__What is required__: Scan the entries below for the word "PEPTIDES". Copy out every line in which it occurs.

*** Opening of Given entries ***

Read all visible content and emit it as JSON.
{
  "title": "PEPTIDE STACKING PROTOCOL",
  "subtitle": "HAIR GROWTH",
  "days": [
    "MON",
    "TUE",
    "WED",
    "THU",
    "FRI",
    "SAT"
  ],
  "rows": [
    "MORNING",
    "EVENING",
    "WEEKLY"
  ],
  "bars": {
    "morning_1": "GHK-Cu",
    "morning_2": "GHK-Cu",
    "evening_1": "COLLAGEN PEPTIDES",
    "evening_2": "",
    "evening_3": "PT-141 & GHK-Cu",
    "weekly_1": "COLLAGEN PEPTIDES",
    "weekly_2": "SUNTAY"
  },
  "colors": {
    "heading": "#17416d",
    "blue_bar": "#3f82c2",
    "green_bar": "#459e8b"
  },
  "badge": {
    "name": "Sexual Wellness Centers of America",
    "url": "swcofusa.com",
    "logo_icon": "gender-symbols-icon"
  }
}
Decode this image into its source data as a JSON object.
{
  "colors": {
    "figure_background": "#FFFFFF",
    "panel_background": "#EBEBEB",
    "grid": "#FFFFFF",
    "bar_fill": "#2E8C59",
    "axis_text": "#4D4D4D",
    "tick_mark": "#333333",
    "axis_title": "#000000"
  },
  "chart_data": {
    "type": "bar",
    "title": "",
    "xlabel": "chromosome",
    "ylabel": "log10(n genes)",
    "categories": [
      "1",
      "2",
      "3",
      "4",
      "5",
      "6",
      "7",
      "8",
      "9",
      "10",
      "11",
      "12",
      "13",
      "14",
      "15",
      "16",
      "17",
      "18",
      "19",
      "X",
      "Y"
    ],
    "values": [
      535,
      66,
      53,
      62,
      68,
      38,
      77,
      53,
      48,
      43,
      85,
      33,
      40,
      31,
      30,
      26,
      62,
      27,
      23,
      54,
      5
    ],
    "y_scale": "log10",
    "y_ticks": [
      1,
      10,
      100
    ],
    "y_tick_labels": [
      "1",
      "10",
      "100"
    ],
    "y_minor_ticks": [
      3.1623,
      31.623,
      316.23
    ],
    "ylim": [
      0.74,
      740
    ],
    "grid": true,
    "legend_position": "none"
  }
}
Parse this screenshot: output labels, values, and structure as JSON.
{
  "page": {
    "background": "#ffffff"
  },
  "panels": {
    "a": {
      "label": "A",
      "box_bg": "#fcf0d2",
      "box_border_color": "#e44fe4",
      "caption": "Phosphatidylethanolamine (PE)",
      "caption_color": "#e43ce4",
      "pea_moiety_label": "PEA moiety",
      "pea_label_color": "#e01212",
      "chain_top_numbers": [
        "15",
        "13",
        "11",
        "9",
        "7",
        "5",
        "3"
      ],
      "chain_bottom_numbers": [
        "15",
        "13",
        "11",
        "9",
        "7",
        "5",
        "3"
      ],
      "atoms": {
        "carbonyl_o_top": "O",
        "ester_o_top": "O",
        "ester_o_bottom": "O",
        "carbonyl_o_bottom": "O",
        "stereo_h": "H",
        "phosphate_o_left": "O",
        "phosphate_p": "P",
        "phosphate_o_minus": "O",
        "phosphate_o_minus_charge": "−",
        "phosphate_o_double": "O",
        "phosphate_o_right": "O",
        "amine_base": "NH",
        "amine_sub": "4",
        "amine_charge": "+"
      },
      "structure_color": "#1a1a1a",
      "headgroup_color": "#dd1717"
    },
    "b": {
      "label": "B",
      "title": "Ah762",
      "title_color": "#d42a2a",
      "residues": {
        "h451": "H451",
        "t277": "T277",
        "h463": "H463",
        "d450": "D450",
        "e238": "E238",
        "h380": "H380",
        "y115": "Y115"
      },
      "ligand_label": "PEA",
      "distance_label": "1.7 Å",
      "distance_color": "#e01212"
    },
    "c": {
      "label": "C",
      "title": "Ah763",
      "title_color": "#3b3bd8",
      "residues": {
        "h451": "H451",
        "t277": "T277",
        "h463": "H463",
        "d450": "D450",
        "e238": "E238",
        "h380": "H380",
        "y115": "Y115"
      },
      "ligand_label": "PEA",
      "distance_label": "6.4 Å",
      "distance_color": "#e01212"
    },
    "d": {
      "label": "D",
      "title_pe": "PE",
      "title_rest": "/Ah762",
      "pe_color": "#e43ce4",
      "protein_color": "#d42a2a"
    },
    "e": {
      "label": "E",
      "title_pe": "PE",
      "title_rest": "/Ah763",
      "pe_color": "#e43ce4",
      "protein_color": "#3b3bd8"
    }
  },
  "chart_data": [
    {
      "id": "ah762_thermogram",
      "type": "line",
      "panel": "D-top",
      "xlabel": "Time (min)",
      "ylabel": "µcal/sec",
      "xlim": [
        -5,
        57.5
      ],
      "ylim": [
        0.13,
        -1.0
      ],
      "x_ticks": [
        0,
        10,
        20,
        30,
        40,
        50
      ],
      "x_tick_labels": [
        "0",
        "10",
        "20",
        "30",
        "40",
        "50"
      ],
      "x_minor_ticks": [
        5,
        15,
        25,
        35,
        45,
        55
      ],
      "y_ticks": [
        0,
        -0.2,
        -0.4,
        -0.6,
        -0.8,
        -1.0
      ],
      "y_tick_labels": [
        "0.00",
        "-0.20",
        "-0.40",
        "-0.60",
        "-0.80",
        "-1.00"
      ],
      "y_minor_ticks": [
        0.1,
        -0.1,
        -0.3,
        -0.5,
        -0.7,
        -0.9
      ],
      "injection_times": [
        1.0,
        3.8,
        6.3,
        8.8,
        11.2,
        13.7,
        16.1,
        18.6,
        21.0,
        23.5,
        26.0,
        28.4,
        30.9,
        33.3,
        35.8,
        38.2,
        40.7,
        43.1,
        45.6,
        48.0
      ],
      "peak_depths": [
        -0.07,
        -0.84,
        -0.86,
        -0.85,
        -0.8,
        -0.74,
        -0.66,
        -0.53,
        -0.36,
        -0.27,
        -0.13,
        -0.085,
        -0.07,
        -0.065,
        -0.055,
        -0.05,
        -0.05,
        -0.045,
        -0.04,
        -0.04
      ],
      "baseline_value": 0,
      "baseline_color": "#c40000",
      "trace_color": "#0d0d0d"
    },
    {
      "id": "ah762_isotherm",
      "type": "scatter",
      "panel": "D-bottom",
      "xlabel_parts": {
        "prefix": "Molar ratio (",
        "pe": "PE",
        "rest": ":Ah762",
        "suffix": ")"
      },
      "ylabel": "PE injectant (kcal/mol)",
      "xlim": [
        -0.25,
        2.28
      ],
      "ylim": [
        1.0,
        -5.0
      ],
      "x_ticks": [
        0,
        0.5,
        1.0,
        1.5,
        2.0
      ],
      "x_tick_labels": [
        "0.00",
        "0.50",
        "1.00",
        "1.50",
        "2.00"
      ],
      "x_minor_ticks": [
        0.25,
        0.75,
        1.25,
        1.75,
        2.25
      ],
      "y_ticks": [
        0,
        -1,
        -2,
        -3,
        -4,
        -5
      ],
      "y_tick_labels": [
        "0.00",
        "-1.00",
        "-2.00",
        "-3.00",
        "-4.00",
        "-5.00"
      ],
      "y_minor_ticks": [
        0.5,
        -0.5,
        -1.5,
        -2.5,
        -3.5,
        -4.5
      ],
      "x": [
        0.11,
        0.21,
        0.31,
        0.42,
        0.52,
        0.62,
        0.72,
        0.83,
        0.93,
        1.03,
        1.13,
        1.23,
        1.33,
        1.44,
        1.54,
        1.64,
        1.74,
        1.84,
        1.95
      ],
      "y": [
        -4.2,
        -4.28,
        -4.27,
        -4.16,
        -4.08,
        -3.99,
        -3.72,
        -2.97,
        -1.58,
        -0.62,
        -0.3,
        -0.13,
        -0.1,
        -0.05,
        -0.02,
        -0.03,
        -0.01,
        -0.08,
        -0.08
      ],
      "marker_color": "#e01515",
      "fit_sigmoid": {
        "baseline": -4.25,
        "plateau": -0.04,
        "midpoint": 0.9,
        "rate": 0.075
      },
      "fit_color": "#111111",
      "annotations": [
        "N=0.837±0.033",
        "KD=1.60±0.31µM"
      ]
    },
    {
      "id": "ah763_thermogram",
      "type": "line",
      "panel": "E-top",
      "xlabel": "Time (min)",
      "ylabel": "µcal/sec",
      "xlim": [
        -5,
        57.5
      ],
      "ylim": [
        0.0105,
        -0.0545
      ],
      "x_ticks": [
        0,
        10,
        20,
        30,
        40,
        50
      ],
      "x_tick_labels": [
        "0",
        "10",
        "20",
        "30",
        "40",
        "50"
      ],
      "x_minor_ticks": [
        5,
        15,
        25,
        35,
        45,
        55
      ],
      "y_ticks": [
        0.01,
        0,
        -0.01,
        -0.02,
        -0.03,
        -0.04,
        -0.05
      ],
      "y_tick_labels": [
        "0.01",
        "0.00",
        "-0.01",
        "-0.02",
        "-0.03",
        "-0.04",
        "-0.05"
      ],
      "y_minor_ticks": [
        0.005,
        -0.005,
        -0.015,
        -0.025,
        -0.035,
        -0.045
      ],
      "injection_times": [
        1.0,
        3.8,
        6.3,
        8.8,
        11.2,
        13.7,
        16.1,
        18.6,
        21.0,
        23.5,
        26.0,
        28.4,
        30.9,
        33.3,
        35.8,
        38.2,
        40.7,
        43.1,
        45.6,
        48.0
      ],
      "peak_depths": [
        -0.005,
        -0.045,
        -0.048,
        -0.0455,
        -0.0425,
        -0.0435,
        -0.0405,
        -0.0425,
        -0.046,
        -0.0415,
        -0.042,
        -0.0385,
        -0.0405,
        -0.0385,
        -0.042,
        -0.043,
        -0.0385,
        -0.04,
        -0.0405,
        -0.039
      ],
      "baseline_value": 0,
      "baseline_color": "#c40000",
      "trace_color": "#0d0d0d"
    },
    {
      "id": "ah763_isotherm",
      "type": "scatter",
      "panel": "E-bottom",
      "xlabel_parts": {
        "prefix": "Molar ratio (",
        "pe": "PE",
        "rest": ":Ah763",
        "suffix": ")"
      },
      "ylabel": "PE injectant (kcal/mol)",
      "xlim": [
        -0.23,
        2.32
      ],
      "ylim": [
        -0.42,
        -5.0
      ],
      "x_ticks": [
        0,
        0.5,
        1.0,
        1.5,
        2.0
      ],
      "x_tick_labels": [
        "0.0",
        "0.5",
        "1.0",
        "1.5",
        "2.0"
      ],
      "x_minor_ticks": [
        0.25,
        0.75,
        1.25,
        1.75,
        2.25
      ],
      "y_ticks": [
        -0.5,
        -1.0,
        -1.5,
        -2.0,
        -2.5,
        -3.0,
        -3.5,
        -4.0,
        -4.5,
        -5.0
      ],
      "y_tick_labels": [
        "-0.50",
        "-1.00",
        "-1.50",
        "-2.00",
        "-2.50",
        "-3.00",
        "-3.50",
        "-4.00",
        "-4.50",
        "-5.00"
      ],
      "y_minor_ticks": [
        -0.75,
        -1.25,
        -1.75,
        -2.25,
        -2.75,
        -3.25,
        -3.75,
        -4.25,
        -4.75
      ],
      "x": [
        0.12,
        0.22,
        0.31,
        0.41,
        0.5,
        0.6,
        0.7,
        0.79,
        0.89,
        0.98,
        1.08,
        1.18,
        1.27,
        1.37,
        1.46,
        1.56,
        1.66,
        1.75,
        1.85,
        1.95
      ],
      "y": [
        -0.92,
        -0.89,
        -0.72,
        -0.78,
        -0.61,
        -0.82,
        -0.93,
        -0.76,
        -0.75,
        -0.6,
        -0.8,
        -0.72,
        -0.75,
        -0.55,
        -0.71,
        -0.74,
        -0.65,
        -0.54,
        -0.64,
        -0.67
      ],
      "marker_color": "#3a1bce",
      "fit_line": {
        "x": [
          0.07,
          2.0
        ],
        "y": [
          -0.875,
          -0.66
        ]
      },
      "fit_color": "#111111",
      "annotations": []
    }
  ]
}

*** Close of Given entries ***

__Response to this exercise__:
    "evening_1": "COLLAGEN PEPTIDES",
    "weekly_1": "COLLAGEN PEPTIDES",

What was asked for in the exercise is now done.